-- EXERCISE OBJECTIVE --
Using the records that follow, copy every line containing the word "display".
══ RAW DATA ══
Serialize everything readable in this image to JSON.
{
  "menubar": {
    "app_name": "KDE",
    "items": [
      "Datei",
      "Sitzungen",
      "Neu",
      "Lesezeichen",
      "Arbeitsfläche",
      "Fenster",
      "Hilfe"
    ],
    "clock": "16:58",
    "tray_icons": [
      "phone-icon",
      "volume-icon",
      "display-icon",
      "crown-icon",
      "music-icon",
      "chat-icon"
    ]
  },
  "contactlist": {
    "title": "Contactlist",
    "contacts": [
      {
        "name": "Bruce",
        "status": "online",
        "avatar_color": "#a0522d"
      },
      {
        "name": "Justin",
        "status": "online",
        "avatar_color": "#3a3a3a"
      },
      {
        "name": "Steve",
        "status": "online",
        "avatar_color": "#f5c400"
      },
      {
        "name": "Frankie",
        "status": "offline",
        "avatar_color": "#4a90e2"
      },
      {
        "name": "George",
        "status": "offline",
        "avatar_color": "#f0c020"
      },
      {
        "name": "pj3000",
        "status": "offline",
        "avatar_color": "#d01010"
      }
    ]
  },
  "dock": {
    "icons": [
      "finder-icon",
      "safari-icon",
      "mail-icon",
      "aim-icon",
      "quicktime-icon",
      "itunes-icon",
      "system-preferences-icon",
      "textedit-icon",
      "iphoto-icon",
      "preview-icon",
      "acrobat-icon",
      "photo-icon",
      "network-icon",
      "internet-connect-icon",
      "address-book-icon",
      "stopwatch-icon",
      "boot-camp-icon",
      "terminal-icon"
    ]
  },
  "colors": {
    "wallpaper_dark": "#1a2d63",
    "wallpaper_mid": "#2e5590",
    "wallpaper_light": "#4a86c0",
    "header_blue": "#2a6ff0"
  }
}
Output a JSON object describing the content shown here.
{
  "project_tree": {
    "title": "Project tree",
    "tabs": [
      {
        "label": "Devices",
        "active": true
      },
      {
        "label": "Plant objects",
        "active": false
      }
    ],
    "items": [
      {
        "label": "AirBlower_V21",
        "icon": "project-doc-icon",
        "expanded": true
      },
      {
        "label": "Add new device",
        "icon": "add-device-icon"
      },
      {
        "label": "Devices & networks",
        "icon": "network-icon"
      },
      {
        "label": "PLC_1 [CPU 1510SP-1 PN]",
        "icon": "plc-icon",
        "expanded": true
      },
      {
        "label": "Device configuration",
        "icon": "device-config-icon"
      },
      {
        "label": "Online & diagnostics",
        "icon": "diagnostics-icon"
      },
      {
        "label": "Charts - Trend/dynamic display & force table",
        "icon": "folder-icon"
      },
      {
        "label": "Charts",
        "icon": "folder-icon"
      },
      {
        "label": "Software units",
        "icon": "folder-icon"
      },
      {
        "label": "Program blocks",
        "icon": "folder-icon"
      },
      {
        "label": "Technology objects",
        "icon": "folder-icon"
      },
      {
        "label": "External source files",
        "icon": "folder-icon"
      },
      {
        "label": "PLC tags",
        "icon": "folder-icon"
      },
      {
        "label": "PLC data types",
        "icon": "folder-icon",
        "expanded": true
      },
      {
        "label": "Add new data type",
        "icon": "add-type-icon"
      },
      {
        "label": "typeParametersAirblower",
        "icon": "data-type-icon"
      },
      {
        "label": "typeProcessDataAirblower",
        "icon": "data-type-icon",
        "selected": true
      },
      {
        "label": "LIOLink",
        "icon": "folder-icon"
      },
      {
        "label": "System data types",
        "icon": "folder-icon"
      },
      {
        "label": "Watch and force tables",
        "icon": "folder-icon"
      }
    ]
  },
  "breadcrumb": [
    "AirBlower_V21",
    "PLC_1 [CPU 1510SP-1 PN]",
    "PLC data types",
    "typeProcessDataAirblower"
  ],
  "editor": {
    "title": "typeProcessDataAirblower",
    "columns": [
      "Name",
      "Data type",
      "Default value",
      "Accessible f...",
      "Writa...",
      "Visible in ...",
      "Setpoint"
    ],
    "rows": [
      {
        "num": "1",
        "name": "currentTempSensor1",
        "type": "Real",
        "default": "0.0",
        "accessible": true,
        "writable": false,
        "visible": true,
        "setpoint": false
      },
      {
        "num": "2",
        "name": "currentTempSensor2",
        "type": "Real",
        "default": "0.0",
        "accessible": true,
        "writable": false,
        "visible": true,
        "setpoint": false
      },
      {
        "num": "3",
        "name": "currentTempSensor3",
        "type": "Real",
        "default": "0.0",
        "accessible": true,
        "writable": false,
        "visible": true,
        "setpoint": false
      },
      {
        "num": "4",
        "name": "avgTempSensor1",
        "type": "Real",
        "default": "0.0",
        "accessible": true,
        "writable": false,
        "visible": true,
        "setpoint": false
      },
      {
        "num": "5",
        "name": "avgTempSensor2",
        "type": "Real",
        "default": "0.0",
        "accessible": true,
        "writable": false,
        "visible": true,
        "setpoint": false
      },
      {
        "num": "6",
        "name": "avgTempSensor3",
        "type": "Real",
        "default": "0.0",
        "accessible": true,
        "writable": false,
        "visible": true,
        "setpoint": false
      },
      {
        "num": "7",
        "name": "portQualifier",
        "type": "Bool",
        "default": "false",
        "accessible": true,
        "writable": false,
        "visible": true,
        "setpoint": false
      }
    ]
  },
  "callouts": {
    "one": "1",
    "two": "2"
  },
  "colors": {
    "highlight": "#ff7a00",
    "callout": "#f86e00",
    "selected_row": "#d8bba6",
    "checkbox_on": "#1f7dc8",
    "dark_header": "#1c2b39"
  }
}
═══
-- THE REPLY --
      "display-icon",
        "label": "Charts - Trend/dynamic display & force table",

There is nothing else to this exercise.